**Exercise task:** Would you pull out every line of the material that contains the string "maître"?

**Excerpted data:**
— START —

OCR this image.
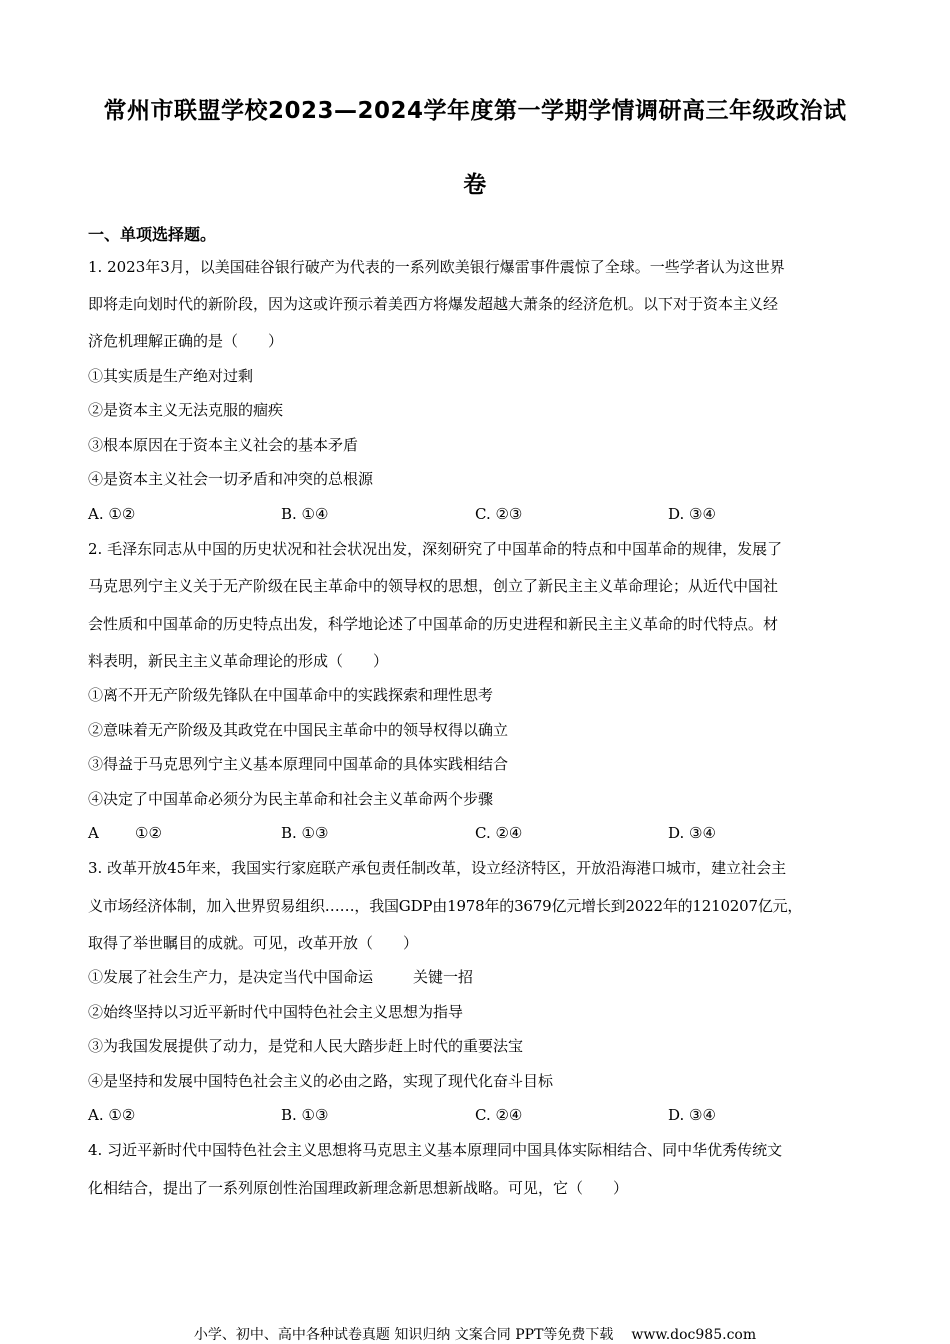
常州市联盟学校2023—2024学年度第一学期学情调研高三年级政治试
卷
一、单项选择题。
1. 2023年3月，以美国硅谷银行破产为代表的一系列欧美银行爆雷事件震惊了全球。一些学者认为这世界
即将走向划时代的新阶段，因为这或许预示着美西方将爆发超越大萧条的经济危机。以下对于资本主义经
济危机理解正确的是（　　）
①其实质是生产绝对过剩
②是资本主义无法克服的痼疾
③根本原因在于资本主义社会的基本矛盾
④是资本主义社会一切矛盾和冲突的总根源
A. ①②	B. ①④	C. ②③	D. ③④
2. 毛泽东同志从中国的历史状况和社会状况出发，深刻研究了中国革命的特点和中国革命的规律，发展了
马克思列宁主义关于无产阶级在民主革命中的领导权的思想，创立了新民主主义革命理论；从近代中国社
会性质和中国革命的历史特点出发，科学地论述了中国革命的历史进程和新民主主义革命的时代特点。材
料表明，新民主主义革命理论的形成（　　）
①离不开无产阶级先锋队在中国革命中的实践探索和理性思考
②意味着无产阶级及其政党在中国民主革命中的领导权得以确立
③得益于马克思列宁主义基本原理同中国革命的具体实践相结合
④决定了中国革命必须分为民主革命和社会主义革命两个步骤
A ①②	B. ①③	C. ②④	D. ③④
3. 改革开放45年来，我国实行家庭联产承包责任制改革，设立经济特区，开放沿海港口城市，建立社会主
义市场经济体制，加入世界贸易组织……，我国GDP由1978年的3679亿元增长到2022年的1210207亿元，
取得了举世瞩目的成就。可见，改革开放（　　）
①发展了社会生产力，是决定当代中国命运	关键一招
②始终坚持以习近平新时代中国特色社会主义思想为指导
③为我国发展提供了动力，是党和人民大踏步赶上时代的重要法宝
④是坚持和发展中国特色社会主义的必由之路，实现了现代化奋斗目标
A. ①②	B. ①③	C. ②④	D. ③④
4. 习近平新时代中国特色社会主义思想将马克思主义基本原理同中国具体实际相结合、同中华优秀传统文
化相结合，提出了一系列原创性治国理政新理念新思想新战略。可见，它（　　）
小学、初中、高中各种试卷真题 知识归纳 文案合同 PPT等免费下载 www.doc985.com
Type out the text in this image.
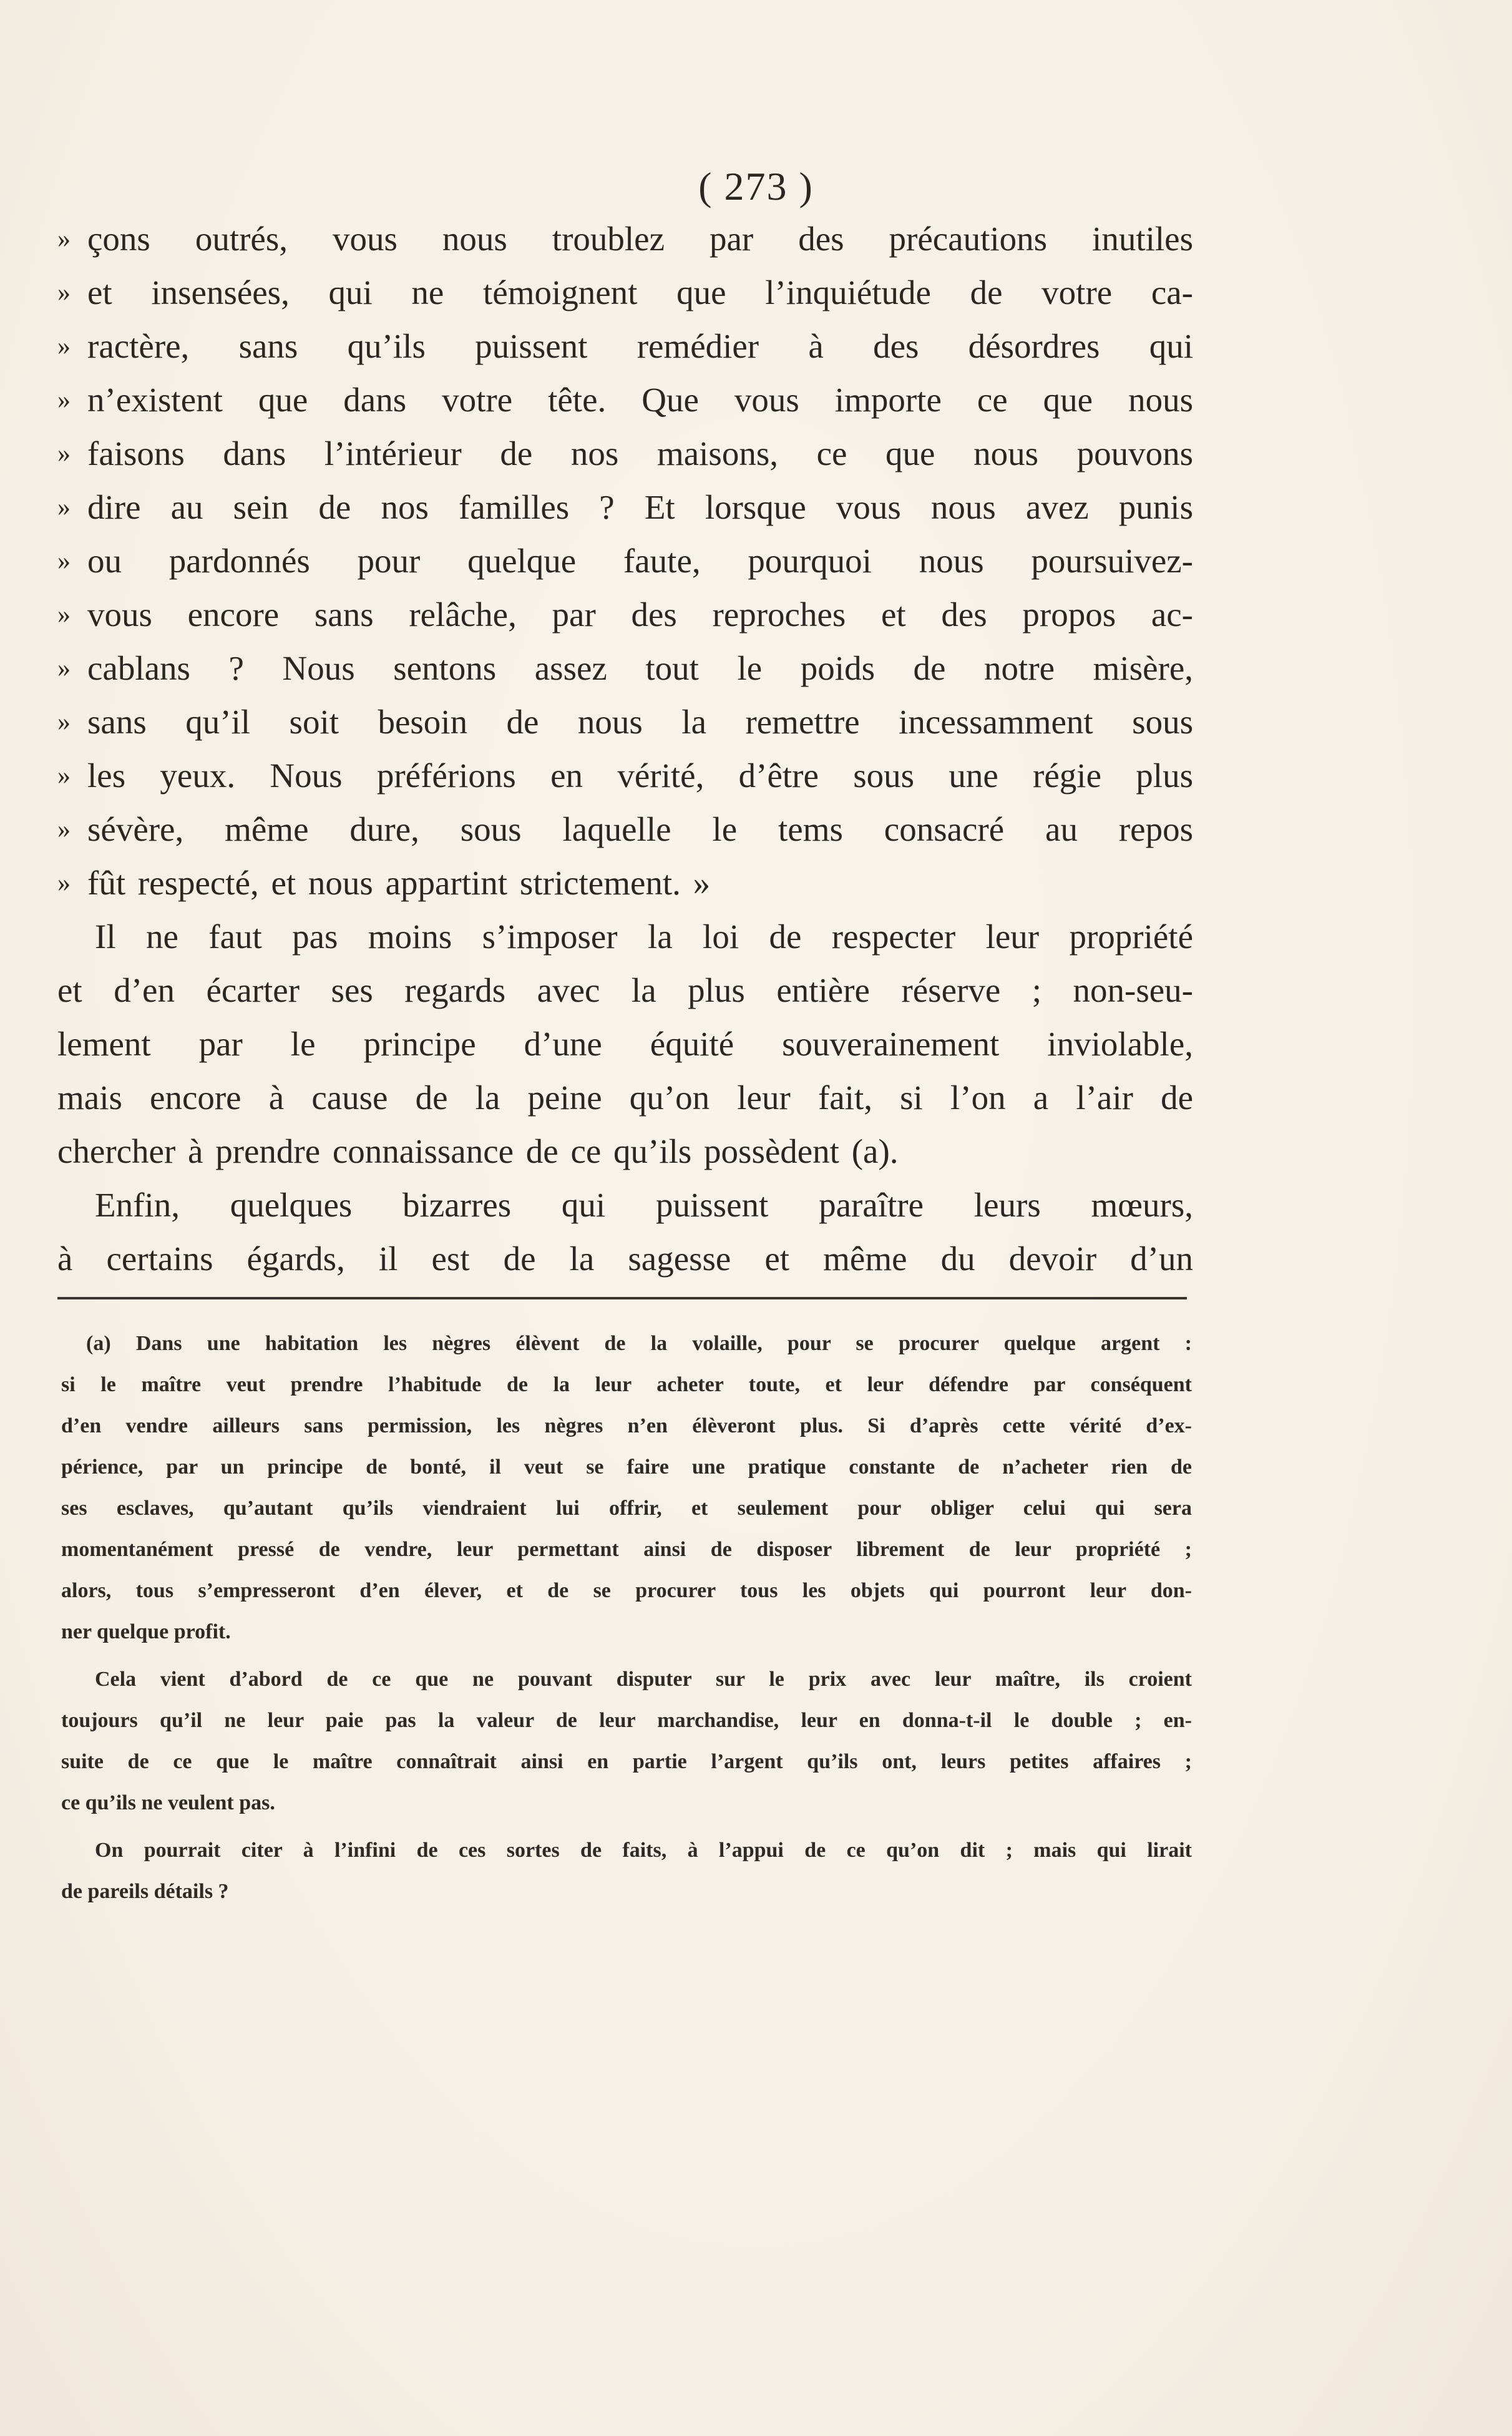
( 273 )
» çons outrés, vous nous troublez par des précautions inutiles
» et insensées, qui ne témoignent que l’inquiétude de votre ca-
» ractère, sans qu’ils puissent remédier à des désordres qui
» n’existent que dans votre tête. Que vous importe ce que nous
» faisons dans l’intérieur de nos maisons, ce que nous pouvons
» dire au sein de nos familles ? Et lorsque vous nous avez punis
» ou pardonnés pour quelque faute, pourquoi nous poursuivez-
» vous encore sans relâche, par des reproches et des propos ac-
» cablans ? Nous sentons assez tout le poids de notre misère,
» sans qu’il soit besoin de nous la remettre incessamment sous
» les yeux. Nous préférions en vérité, d’être sous une régie plus
» sévère, même dure, sous laquelle le tems consacré au repos
» fût respecté, et nous appartint strictement. »
Il ne faut pas moins s’imposer la loi de respecter leur propriété
et d’en écarter ses regards avec la plus entière réserve ; non-seu-
lement par le principe d’une équité souverainement inviolable,
mais encore à cause de la peine qu’on leur fait, si l’on a l’air de
chercher à prendre connaissance de ce qu’ils possèdent (a).
Enfin, quelques bizarres qui puissent paraître leurs mœurs,
à certains égards, il est de la sagesse et même du devoir d’un
(a) Dans une habitation les nègres élèvent de la volaille, pour se procurer quelque argent :
si le maître veut prendre l’habitude de la leur acheter toute, et leur défendre par conséquent
d’en vendre ailleurs sans permission, les nègres n’en élèveront plus. Si d’après cette vérité d’ex-
périence, par un principe de bonté, il veut se faire une pratique constante de n’acheter rien de
ses esclaves, qu’autant qu’ils viendraient lui offrir, et seulement pour obliger celui qui sera
momentanément pressé de vendre, leur permettant ainsi de disposer librement de leur propriété ;
alors, tous s’empresseront d’en élever, et de se procurer tous les objets qui pourront leur don-
ner quelque profit.
Cela vient d’abord de ce que ne pouvant disputer sur le prix avec leur maître, ils croient
toujours qu’il ne leur paie pas la valeur de leur marchandise, leur en donna-t-il le double ; en-
suite de ce que le maître connaîtrait ainsi en partie l’argent qu’ils ont, leurs petites affaires ;
ce qu’ils ne veulent pas.
On pourrait citer à l’infini de ces sortes de faits, à l’appui de ce qu’on dit ; mais qui lirait
de pareils détails ?
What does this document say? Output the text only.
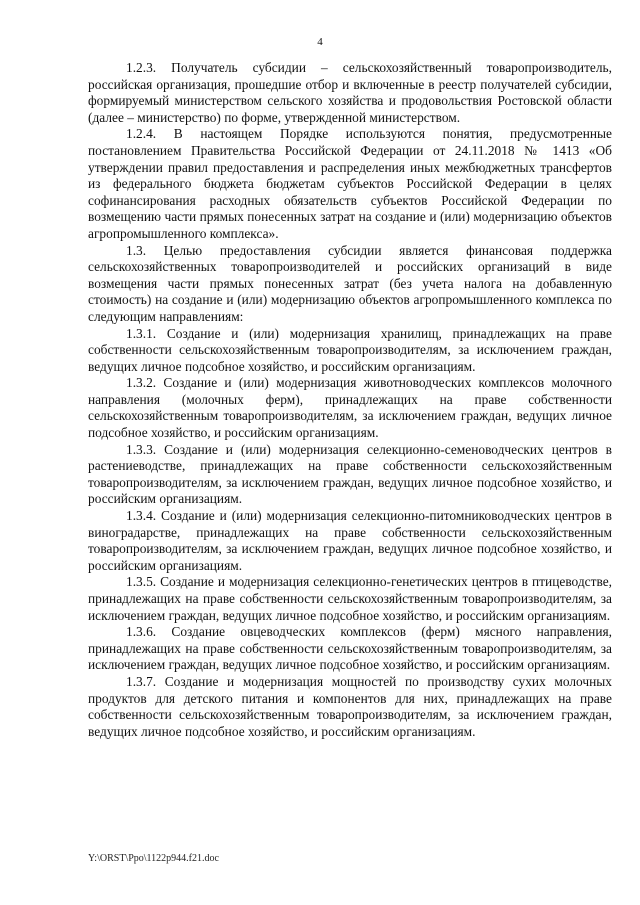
4

1.2.3. Получатель субсидии – сельскохозяйственный товаропроизводитель, российская организация, прошедшие отбор и включенные в реестр получателей субсидии, формируемый министерством сельского хозяйства и продовольствия Ростовской области (далее – министерство) по форме, утвержденной министерством.

1.2.4. В настоящем Порядке используются понятия, предусмотренные постановлением Правительства Российской Федерации от 24.11.2018 № 1413 «Об утверждении правил предоставления и распределения иных межбюджетных трансфертов из федерального бюджета бюджетам субъектов Российской Федерации в целях софинансирования расходных обязательств субъектов Российской Федерации по возмещению части прямых понесенных затрат на создание и (или) модернизацию объектов агропромышленного комплекса».

1.3. Целью предоставления субсидии является финансовая поддержка сельскохозяйственных товаропроизводителей и российских организаций в виде возмещения части прямых понесенных затрат (без учета налога на добавленную стоимость) на создание и (или) модернизацию объектов агропромышленного комплекса по следующим направлениям:

1.3.1. Создание и (или) модернизация хранилищ, принадлежащих на праве собственности сельскохозяйственным товаропроизводителям, за исключением граждан, ведущих личное подсобное хозяйство, и российским организациям.

1.3.2. Создание и (или) модернизация животноводческих комплексов молочного направления (молочных ферм), принадлежащих на праве собственности сельскохозяйственным товаропроизводителям, за исключением граждан, ведущих личное подсобное хозяйство, и российским организациям.

1.3.3. Создание и (или) модернизация селекционно-семеноводческих центров в растениеводстве, принадлежащих на праве собственности сельскохозяйственным товаропроизводителям, за исключением граждан, ведущих личное подсобное хозяйство, и российским организациям.

1.3.4. Создание и (или) модернизация селекционно-питомниководческих центров в виноградарстве, принадлежащих на праве собственности сельскохозяйственным товаропроизводителям, за исключением граждан, ведущих личное подсобное хозяйство, и российским организациям.

1.3.5. Создание и модернизация селекционно-генетических центров в птицеводстве, принадлежащих на праве собственности сельскохозяйственным товаропроизводителям, за исключением граждан, ведущих личное подсобное хозяйство, и российским организациям.

1.3.6. Создание овцеводческих комплексов (ферм) мясного направления, принадлежащих на праве собственности сельскохозяйственным товаропроизводителям, за исключением граждан, ведущих личное подсобное хозяйство, и российским организациям.

1.3.7. Создание и модернизация мощностей по производству сухих молочных продуктов для детского питания и компонентов для них, принадлежащих на праве собственности сельскохозяйственным товаропроизводителям, за исключением граждан, ведущих личное подсобное хозяйство, и российским организациям.

Y:\ORST\Ppo\1122p944.f21.doc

— END —

**Result of this task:**
si le maître veut prendre l’habitude de la leur acheter toute, et leur défendre par conséquent
Cela vient d’abord de ce que ne pouvant disputer sur le prix avec leur maître, ils croient
suite de ce que le maître connaîtrait ainsi en partie l’argent qu’ils ont, leurs petites affaires ;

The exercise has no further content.